(begin)

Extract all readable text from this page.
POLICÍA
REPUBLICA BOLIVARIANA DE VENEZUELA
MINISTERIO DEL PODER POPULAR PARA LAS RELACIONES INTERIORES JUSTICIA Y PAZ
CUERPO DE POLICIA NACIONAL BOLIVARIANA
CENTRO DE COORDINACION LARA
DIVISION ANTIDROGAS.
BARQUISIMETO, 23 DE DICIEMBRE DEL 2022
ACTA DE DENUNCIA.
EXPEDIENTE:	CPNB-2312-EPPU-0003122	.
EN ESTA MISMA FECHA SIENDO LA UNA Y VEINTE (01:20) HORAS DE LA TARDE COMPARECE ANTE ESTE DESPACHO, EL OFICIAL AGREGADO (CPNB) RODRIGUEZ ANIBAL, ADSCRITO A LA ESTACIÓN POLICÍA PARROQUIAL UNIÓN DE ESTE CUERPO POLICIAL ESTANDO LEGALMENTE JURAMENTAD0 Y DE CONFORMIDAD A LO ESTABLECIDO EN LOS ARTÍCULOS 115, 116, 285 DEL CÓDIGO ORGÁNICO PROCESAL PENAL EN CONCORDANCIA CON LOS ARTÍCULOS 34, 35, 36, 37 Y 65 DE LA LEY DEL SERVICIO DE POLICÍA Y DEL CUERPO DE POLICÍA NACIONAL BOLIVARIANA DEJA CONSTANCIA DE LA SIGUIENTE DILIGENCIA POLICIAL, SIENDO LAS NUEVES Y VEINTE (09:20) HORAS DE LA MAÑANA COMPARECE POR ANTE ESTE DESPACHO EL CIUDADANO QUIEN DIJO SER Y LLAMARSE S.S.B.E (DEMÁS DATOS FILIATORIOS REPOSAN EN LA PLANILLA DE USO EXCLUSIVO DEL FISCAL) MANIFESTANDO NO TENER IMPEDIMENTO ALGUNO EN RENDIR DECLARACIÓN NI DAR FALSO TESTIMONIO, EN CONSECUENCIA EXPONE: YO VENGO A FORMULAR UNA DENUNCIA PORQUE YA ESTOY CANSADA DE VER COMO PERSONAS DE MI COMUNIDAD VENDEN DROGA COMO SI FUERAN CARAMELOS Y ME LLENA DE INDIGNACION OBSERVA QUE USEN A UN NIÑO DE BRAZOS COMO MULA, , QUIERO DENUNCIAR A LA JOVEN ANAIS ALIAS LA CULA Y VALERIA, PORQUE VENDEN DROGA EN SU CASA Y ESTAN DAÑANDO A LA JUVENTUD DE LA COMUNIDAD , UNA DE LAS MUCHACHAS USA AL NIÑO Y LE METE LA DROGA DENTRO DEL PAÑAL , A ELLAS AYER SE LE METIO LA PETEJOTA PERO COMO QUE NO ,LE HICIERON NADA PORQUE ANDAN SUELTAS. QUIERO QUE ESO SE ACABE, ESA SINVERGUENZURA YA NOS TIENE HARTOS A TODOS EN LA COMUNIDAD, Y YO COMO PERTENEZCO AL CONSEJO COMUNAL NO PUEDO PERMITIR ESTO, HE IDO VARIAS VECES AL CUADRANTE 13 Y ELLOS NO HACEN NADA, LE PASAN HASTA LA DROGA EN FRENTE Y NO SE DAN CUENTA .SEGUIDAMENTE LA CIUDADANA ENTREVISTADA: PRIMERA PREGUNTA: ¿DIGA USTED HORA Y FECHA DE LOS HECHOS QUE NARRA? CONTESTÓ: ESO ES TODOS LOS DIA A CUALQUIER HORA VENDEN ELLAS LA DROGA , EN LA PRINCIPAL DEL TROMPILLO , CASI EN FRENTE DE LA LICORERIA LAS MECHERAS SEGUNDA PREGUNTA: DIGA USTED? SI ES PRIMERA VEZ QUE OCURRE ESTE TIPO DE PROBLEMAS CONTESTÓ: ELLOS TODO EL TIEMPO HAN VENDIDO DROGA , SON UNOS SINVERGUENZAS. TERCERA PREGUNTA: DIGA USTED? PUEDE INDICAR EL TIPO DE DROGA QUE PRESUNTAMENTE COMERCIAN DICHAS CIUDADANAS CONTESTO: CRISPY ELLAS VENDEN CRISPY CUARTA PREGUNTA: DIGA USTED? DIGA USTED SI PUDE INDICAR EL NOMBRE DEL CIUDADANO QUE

(end)

**EXERCISE TASK:**
In full and verbatim, repeat the records given above.

**WRITTEN SOLUTION:**
Extract all readable text from this page.
POLICÍA
REPUBLICA BOLIVARIANA DE VENEZUELA
MINISTERIO DEL PODER POPULAR PARA LAS RELACIONES INTERIORES JUSTICIA Y PAZ
CUERPO DE POLICIA NACIONAL BOLIVARIANA
CENTRO DE COORDINACION LARA
DIVISION ANTIDROGAS.
BARQUISIMETO, 23 DE DICIEMBRE DEL 2022
ACTA DE DENUNCIA.
EXPEDIENTE:	CPNB-2312-EPPU-0003122	.
EN ESTA MISMA FECHA SIENDO LA UNA Y VEINTE (01:20) HORAS DE LA TARDE COMPARECE ANTE ESTE DESPACHO, EL OFICIAL AGREGADO (CPNB) RODRIGUEZ ANIBAL, ADSCRITO A LA ESTACIÓN POLICÍA PARROQUIAL UNIÓN DE ESTE CUERPO POLICIAL ESTANDO LEGALMENTE JURAMENTAD0 Y DE CONFORMIDAD A LO ESTABLECIDO EN LOS ARTÍCULOS 115, 116, 285 DEL CÓDIGO ORGÁNICO PROCESAL PENAL EN CONCORDANCIA CON LOS ARTÍCULOS 34, 35, 36, 37 Y 65 DE LA LEY DEL SERVICIO DE POLICÍA Y DEL CUERPO DE POLICÍA NACIONAL BOLIVARIANA DEJA CONSTANCIA DE LA SIGUIENTE DILIGENCIA POLICIAL, SIENDO LAS NUEVES Y VEINTE (09:20) HORAS DE LA MAÑANA COMPARECE POR ANTE ESTE DESPACHO EL CIUDADANO QUIEN DIJO SER Y LLAMARSE S.S.B.E (DEMÁS DATOS FILIATORIOS REPOSAN EN LA PLANILLA DE USO EXCLUSIVO DEL FISCAL) MANIFESTANDO NO TENER IMPEDIMENTO ALGUNO EN RENDIR DECLARACIÓN NI DAR FALSO TESTIMONIO, EN CONSECUENCIA EXPONE: YO VENGO A FORMULAR UNA DENUNCIA PORQUE YA ESTOY CANSADA DE VER COMO PERSONAS DE MI COMUNIDAD VENDEN DROGA COMO SI FUERAN CARAMELOS Y ME LLENA DE INDIGNACION OBSERVA QUE USEN A UN NIÑO DE BRAZOS COMO MULA, , QUIERO DENUNCIAR A LA JOVEN ANAIS ALIAS LA CULA Y VALERIA, PORQUE VENDEN DROGA EN SU CASA Y ESTAN DAÑANDO A LA JUVENTUD DE LA COMUNIDAD , UNA DE LAS MUCHACHAS USA AL NIÑO Y LE METE LA DROGA DENTRO DEL PAÑAL , A ELLAS AYER SE LE METIO LA PETEJOTA PERO COMO QUE NO ,LE HICIERON NADA PORQUE ANDAN SUELTAS. QUIERO QUE ESO SE ACABE, ESA SINVERGUENZURA YA NOS TIENE HARTOS A TODOS EN LA COMUNIDAD, Y YO COMO PERTENEZCO AL CONSEJO COMUNAL NO PUEDO PERMITIR ESTO, HE IDO VARIAS VECES AL CUADRANTE 13 Y ELLOS NO HACEN NADA, LE PASAN HASTA LA DROGA EN FRENTE Y NO SE DAN CUENTA .SEGUIDAMENTE LA CIUDADANA ENTREVISTADA: PRIMERA PREGUNTA: ¿DIGA USTED HORA Y FECHA DE LOS HECHOS QUE NARRA? CONTESTÓ: ESO ES TODOS LOS DIA A CUALQUIER HORA VENDEN ELLAS LA DROGA , EN LA PRINCIPAL DEL TROMPILLO , CASI EN FRENTE DE LA LICORERIA LAS MECHERAS SEGUNDA PREGUNTA: DIGA USTED? SI ES PRIMERA VEZ QUE OCURRE ESTE TIPO DE PROBLEMAS CONTESTÓ: ELLOS TODO EL TIEMPO HAN VENDIDO DROGA , SON UNOS SINVERGUENZAS. TERCERA PREGUNTA: DIGA USTED? PUEDE INDICAR EL TIPO DE DROGA QUE PRESUNTAMENTE COMERCIAN DICHAS CIUDADANAS CONTESTO: CRISPY ELLAS VENDEN CRISPY CUARTA PREGUNTA: DIGA USTED? DIGA USTED SI PUDE INDICAR EL NOMBRE DEL CIUDADANO QUE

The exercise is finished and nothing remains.